* **Problem to solve**
Write out the listing in full, matching it word for word.
------ Provided records ------
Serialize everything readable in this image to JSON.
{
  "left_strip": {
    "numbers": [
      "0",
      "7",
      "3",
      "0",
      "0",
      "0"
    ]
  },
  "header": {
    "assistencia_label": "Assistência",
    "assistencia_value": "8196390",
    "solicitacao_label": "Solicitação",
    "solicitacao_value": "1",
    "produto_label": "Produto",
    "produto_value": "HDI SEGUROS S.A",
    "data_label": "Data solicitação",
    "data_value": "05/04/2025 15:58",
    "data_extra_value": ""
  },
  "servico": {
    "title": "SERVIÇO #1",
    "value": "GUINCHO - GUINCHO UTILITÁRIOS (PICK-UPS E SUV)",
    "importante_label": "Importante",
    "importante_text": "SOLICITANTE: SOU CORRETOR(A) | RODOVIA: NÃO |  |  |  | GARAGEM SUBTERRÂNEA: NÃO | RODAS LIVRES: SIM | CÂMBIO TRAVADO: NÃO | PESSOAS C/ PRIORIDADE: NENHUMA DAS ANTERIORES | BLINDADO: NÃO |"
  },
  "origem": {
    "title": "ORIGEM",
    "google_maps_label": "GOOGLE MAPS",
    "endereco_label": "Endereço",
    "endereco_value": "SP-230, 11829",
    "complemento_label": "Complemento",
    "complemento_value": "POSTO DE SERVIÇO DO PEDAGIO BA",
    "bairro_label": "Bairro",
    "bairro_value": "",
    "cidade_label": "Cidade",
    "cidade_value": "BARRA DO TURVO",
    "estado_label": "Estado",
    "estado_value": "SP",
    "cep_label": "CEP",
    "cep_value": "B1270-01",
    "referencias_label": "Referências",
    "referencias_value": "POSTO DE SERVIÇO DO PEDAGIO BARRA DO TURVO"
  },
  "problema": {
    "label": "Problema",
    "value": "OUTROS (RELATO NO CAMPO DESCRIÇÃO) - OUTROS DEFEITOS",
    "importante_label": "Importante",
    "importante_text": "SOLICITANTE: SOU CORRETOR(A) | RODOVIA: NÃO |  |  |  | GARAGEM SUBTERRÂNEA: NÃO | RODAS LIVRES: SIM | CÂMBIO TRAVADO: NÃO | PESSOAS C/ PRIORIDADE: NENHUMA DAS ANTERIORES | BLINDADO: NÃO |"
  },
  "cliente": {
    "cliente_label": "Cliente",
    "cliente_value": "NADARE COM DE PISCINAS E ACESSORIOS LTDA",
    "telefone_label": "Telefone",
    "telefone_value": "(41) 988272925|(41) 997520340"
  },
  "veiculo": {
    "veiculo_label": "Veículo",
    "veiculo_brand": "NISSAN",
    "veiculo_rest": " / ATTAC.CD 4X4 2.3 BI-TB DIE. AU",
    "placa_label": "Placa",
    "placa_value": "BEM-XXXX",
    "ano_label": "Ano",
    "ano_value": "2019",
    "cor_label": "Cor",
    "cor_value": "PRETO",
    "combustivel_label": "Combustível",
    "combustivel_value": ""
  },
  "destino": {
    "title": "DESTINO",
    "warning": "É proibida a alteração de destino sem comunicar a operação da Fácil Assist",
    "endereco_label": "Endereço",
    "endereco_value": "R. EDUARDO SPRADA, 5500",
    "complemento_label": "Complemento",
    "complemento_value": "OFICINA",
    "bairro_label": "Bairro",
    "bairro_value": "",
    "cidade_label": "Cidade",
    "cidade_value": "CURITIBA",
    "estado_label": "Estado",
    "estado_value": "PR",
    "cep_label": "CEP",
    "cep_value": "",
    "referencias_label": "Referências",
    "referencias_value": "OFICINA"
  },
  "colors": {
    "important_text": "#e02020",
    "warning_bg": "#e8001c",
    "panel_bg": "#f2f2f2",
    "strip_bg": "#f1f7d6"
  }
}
------
* **Task response**
Serialize everything readable in this image to JSON.
{
  "left_strip": {
    "numbers": [
      "0",
      "7",
      "3",
      "0",
      "0",
      "0"
    ]
  },
  "header": {
    "assistencia_label": "Assistência",
    "assistencia_value": "8196390",
    "solicitacao_label": "Solicitação",
    "solicitacao_value": "1",
    "produto_label": "Produto",
    "produto_value": "HDI SEGUROS S.A",
    "data_label": "Data solicitação",
    "data_value": "05/04/2025 15:58",
    "data_extra_value": ""
  },
  "servico": {
    "title": "SERVIÇO #1",
    "value": "GUINCHO - GUINCHO UTILITÁRIOS (PICK-UPS E SUV)",
    "importante_label": "Importante",
    "importante_text": "SOLICITANTE: SOU CORRETOR(A) | RODOVIA: NÃO |  |  |  | GARAGEM SUBTERRÂNEA: NÃO | RODAS LIVRES: SIM | CÂMBIO TRAVADO: NÃO | PESSOAS C/ PRIORIDADE: NENHUMA DAS ANTERIORES | BLINDADO: NÃO |"
  },
  "origem": {
    "title": "ORIGEM",
    "google_maps_label": "GOOGLE MAPS",
    "endereco_label": "Endereço",
    "endereco_value": "SP-230, 11829",
    "complemento_label": "Complemento",
    "complemento_value": "POSTO DE SERVIÇO DO PEDAGIO BA",
    "bairro_label": "Bairro",
    "bairro_value": "",
    "cidade_label": "Cidade",
    "cidade_value": "BARRA DO TURVO",
    "estado_label": "Estado",
    "estado_value": "SP",
    "cep_label": "CEP",
    "cep_value": "B1270-01",
    "referencias_label": "Referências",
    "referencias_value": "POSTO DE SERVIÇO DO PEDAGIO BARRA DO TURVO"
  },
  "problema": {
    "label": "Problema",
    "value": "OUTROS (RELATO NO CAMPO DESCRIÇÃO) - OUTROS DEFEITOS",
    "importante_label": "Importante",
    "importante_text": "SOLICITANTE: SOU CORRETOR(A) | RODOVIA: NÃO |  |  |  | GARAGEM SUBTERRÂNEA: NÃO | RODAS LIVRES: SIM | CÂMBIO TRAVADO: NÃO | PESSOAS C/ PRIORIDADE: NENHUMA DAS ANTERIORES | BLINDADO: NÃO |"
  },
  "cliente": {
    "cliente_label": "Cliente",
    "cliente_value": "NADARE COM DE PISCINAS E ACESSORIOS LTDA",
    "telefone_label": "Telefone",
    "telefone_value": "(41) 988272925|(41) 997520340"
  },
  "veiculo": {
    "veiculo_label": "Veículo",
    "veiculo_brand": "NISSAN",
    "veiculo_rest": " / ATTAC.CD 4X4 2.3 BI-TB DIE. AU",
    "placa_label": "Placa",
    "placa_value": "BEM-XXXX",
    "ano_label": "Ano",
    "ano_value": "2019",
    "cor_label": "Cor",
    "cor_value": "PRETO",
    "combustivel_label": "Combustível",
    "combustivel_value": ""
  },
  "destino": {
    "title": "DESTINO",
    "warning": "É proibida a alteração de destino sem comunicar a operação da Fácil Assist",
    "endereco_label": "Endereço",
    "endereco_value": "R. EDUARDO SPRADA, 5500",
    "complemento_label": "Complemento",
    "complemento_value": "OFICINA",
    "bairro_label": "Bairro",
    "bairro_value": "",
    "cidade_label": "Cidade",
    "cidade_value": "CURITIBA",
    "estado_label": "Estado",
    "estado_value": "PR",
    "cep_label": "CEP",
    "cep_value": "",
    "referencias_label": "Referências",
    "referencias_value": "OFICINA"
  },
  "colors": {
    "important_text": "#e02020",
    "warning_bg": "#e8001c",
    "panel_bg": "#f2f2f2",
    "strip_bg": "#f1f7d6"
  }
}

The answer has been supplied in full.